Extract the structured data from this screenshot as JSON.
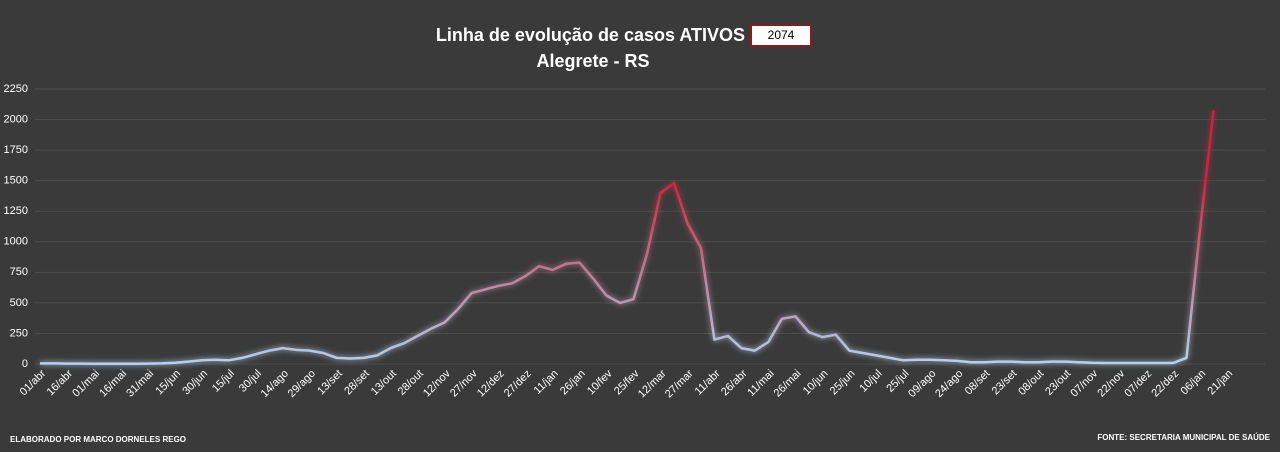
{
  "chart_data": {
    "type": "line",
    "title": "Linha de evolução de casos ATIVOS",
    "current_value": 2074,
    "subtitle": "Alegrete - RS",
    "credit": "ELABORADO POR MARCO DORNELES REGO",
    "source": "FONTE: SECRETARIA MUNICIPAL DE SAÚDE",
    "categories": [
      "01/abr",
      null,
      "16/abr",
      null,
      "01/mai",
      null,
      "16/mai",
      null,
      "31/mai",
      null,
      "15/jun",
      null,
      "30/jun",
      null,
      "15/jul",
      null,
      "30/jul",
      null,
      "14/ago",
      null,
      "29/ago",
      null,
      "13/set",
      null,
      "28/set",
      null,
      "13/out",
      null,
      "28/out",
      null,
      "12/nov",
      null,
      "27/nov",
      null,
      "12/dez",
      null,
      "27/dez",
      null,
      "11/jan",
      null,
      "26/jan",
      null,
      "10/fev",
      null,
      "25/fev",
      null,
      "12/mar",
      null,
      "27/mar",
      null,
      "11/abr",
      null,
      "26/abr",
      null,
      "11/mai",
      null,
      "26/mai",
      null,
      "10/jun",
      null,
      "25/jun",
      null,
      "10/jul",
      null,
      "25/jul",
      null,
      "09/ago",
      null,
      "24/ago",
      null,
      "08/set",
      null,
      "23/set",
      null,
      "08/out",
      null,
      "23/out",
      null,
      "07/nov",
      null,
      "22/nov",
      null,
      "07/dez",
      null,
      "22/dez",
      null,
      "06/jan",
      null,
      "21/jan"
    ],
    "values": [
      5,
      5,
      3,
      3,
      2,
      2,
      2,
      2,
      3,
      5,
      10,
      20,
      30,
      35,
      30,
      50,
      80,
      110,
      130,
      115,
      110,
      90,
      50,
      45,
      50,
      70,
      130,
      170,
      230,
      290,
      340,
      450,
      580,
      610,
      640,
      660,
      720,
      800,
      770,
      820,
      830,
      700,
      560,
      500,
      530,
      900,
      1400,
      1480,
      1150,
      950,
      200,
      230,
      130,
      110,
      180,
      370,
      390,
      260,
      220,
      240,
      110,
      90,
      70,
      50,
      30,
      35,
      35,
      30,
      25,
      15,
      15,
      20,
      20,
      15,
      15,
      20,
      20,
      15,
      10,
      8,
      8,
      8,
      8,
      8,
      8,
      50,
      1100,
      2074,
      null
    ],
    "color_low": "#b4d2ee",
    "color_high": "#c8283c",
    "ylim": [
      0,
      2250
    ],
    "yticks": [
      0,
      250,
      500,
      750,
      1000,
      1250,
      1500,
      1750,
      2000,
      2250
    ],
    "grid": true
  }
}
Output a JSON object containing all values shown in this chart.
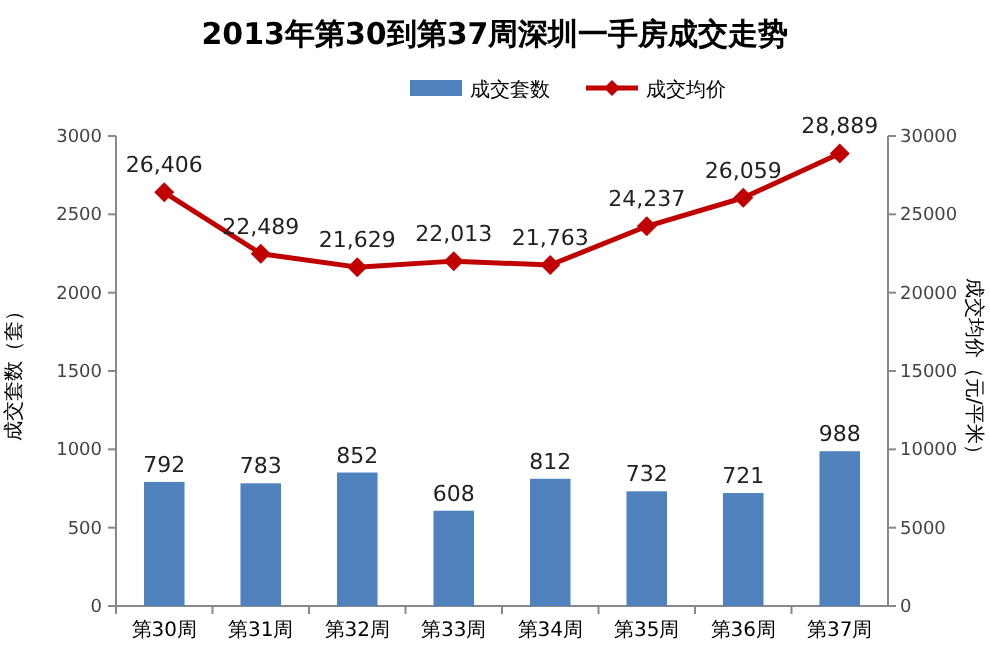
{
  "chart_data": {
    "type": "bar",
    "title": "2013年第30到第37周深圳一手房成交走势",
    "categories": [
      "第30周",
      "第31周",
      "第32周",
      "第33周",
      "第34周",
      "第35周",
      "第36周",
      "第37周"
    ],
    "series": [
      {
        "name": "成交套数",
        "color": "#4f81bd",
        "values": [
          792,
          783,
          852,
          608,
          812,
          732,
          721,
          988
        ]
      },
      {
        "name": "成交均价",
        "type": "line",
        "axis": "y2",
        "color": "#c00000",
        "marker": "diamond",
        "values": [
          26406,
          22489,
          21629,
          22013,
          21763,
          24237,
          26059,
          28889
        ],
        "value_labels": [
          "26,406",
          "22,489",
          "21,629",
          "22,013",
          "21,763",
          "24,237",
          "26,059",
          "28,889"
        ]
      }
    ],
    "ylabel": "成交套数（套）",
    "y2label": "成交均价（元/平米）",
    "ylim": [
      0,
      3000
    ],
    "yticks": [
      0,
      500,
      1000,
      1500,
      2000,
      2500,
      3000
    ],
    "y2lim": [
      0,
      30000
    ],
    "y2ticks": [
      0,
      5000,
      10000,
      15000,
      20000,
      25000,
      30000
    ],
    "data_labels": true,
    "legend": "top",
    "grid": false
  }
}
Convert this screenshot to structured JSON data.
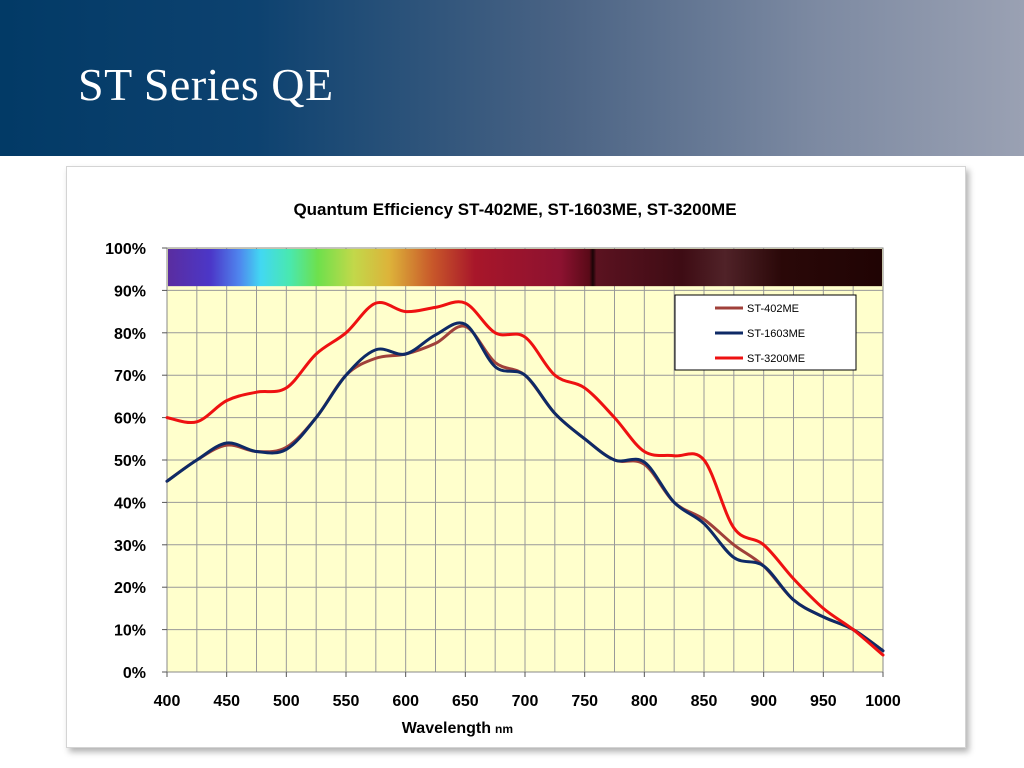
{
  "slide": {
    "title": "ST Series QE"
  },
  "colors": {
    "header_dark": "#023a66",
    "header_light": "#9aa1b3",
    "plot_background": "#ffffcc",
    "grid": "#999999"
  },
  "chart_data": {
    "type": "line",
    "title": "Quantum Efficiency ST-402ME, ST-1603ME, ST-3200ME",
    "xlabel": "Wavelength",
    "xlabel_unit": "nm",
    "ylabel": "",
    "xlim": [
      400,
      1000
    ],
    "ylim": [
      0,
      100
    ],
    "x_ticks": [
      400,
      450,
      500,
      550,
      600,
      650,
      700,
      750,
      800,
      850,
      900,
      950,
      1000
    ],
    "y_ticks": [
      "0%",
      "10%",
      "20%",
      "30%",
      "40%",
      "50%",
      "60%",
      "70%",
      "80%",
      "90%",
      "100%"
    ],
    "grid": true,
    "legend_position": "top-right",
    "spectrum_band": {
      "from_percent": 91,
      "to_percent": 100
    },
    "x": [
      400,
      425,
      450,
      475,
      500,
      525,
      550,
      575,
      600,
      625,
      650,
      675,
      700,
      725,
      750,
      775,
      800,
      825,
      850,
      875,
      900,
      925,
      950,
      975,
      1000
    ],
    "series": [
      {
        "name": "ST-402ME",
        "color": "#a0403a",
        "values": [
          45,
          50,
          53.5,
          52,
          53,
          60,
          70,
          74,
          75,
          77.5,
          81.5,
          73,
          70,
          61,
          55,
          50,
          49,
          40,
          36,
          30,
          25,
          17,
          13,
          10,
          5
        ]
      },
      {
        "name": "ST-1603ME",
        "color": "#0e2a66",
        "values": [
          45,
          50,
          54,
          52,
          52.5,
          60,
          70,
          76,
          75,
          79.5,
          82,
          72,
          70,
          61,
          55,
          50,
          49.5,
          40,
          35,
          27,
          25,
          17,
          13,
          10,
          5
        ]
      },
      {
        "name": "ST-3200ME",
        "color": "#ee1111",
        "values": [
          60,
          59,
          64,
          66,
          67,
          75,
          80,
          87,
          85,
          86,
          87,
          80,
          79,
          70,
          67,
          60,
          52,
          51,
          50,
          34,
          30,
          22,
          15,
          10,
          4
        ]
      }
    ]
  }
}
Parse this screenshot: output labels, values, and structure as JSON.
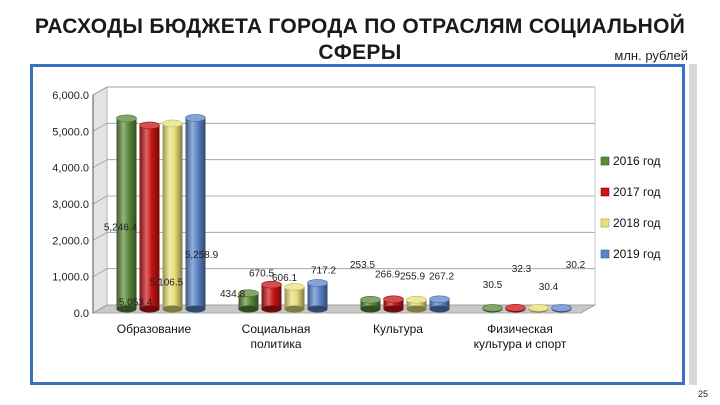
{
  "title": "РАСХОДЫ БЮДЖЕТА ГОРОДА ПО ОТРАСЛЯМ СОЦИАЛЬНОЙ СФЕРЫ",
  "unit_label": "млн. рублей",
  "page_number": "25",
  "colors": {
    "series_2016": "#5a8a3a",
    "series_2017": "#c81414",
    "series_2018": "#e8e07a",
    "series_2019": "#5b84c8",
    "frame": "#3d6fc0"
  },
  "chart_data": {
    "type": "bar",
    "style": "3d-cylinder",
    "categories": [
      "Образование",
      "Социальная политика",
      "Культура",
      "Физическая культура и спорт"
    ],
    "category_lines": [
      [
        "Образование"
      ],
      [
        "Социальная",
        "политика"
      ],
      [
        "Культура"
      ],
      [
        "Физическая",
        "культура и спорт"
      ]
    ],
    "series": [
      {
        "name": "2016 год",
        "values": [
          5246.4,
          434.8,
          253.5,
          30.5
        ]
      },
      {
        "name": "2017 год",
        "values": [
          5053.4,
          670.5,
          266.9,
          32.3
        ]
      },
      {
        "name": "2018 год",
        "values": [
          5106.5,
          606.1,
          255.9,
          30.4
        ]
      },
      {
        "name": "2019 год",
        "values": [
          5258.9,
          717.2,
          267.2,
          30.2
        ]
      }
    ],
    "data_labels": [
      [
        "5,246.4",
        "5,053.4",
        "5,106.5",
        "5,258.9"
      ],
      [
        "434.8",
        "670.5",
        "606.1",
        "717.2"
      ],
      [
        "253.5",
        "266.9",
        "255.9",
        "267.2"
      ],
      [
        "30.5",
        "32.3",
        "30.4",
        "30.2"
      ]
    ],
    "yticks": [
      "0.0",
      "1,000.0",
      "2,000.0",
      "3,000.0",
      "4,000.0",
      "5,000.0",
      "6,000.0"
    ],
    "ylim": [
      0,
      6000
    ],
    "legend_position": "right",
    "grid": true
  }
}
---
• **The problem**:
Your task is to report how many lines of the material include the string "JSON". Give the number and no other words.

• **Exercise result**:
4